## start

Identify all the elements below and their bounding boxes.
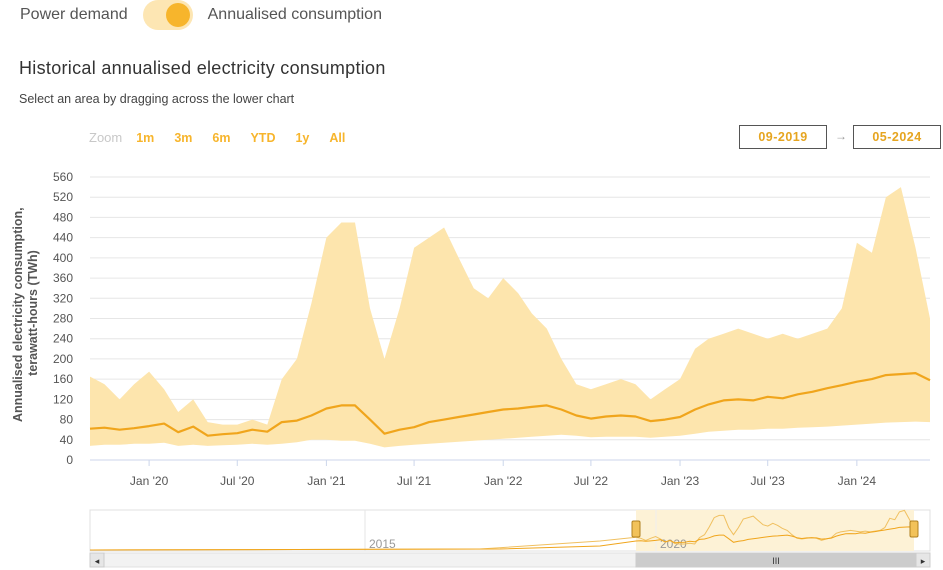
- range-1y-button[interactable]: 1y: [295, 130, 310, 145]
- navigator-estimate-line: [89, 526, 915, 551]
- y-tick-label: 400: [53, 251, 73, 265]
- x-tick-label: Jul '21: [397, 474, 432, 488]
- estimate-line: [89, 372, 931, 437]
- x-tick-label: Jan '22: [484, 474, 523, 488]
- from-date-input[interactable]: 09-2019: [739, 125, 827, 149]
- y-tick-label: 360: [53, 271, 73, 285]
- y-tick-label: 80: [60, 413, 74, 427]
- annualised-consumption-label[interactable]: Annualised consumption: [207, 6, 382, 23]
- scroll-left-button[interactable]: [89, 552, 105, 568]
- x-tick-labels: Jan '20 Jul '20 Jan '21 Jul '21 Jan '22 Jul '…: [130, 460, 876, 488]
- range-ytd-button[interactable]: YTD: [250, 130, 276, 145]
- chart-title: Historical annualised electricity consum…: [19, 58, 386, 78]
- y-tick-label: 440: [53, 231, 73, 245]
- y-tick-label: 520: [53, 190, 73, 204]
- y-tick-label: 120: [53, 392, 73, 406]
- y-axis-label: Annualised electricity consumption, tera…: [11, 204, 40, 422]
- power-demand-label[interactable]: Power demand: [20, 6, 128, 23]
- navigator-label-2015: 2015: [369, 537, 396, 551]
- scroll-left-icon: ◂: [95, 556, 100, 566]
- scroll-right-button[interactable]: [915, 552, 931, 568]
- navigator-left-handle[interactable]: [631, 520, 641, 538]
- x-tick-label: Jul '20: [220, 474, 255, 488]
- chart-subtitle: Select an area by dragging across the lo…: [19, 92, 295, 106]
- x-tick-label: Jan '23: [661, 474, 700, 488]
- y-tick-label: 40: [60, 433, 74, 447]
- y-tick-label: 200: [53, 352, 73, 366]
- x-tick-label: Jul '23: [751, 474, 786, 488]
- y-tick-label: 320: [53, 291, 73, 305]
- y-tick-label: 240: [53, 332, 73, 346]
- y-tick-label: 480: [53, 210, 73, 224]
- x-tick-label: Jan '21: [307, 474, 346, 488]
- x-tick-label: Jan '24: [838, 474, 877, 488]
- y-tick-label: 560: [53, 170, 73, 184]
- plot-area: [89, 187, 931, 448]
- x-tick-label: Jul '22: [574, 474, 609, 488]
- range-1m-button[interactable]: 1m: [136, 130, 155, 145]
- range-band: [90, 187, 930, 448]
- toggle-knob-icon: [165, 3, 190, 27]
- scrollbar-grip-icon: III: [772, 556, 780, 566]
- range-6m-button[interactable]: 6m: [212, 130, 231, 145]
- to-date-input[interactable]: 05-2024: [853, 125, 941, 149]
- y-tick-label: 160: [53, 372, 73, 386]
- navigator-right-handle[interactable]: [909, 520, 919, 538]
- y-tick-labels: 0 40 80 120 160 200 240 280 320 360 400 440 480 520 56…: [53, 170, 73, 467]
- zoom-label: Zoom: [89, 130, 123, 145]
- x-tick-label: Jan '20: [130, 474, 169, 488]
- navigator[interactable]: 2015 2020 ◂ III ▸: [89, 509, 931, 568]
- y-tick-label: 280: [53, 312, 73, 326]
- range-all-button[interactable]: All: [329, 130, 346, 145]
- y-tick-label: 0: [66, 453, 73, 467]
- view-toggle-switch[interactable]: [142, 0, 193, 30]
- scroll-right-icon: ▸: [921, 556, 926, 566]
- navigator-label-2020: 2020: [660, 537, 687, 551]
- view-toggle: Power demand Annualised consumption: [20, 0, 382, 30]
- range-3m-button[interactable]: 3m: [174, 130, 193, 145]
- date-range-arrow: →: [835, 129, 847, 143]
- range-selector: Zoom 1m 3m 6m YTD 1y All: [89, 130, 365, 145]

## end
## start

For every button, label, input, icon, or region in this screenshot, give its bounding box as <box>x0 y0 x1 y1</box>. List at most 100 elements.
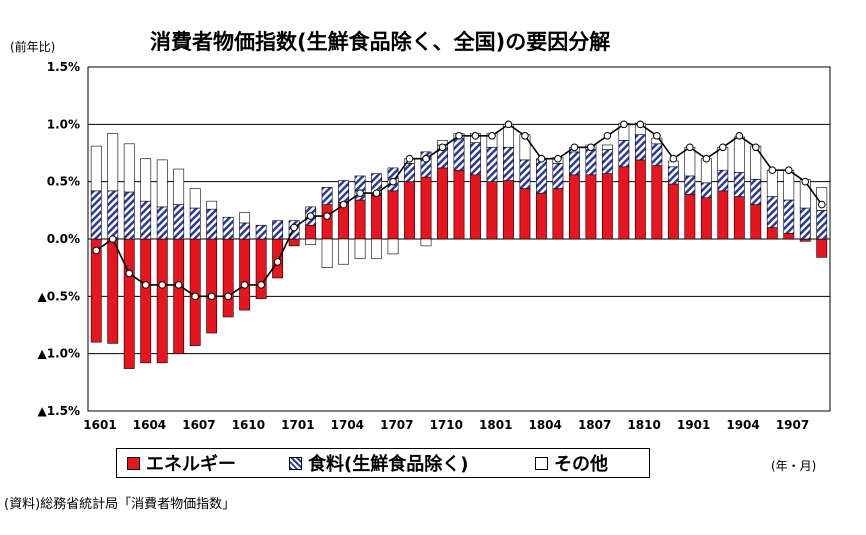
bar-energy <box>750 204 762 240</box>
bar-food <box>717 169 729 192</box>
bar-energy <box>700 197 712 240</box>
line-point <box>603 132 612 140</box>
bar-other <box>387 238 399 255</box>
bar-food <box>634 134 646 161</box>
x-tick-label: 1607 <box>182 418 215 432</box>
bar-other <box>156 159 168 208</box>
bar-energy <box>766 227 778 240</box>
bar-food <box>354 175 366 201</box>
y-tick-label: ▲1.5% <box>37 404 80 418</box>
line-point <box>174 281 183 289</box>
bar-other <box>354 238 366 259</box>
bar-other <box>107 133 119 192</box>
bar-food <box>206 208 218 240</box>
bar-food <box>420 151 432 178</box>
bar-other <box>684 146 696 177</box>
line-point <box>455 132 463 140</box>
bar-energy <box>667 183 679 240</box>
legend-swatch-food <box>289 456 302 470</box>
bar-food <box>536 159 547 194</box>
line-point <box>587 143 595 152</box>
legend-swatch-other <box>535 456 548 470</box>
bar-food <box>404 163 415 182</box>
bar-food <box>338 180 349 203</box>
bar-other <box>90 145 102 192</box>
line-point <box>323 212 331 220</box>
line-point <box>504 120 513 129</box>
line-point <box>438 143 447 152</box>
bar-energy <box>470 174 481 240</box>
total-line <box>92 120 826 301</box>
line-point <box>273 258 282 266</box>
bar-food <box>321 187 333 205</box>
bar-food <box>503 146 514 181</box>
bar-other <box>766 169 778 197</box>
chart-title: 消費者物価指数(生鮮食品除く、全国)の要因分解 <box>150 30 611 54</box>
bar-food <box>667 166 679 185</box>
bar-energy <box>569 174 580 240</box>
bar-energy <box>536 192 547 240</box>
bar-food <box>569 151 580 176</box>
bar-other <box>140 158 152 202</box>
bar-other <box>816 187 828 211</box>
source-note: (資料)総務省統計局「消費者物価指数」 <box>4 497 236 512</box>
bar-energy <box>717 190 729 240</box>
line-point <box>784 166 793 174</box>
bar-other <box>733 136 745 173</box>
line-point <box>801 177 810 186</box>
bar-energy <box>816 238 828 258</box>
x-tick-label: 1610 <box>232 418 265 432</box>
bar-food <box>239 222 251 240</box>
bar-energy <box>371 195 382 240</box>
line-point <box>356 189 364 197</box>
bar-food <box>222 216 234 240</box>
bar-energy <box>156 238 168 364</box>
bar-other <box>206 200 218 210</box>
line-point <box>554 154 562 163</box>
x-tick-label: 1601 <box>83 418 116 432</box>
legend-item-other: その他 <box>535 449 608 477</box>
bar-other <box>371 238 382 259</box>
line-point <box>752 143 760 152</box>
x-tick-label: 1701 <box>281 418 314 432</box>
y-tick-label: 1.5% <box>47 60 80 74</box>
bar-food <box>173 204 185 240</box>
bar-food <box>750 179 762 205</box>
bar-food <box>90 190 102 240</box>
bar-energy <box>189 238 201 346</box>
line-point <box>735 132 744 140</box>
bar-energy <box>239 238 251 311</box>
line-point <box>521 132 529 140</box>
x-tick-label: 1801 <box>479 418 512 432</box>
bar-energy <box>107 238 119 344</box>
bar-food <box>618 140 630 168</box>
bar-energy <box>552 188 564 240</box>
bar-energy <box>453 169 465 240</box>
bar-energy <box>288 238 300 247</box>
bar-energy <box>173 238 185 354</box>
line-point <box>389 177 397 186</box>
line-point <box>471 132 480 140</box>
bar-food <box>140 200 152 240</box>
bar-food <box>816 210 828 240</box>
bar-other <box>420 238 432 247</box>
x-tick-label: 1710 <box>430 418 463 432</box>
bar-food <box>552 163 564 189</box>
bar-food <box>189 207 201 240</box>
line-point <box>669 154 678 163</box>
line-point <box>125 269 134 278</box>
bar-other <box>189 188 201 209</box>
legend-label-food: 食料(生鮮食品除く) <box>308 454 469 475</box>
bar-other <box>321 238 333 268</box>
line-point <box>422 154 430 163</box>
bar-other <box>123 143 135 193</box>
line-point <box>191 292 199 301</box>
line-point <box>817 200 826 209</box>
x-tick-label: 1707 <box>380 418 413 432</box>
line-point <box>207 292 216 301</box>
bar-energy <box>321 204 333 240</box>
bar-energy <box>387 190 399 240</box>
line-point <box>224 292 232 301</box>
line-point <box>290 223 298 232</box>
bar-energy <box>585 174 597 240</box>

## end

What is being asked:
How many lines in the entries above contain the string "right"? Case matters; reply with the number only.

Solved exercise:
3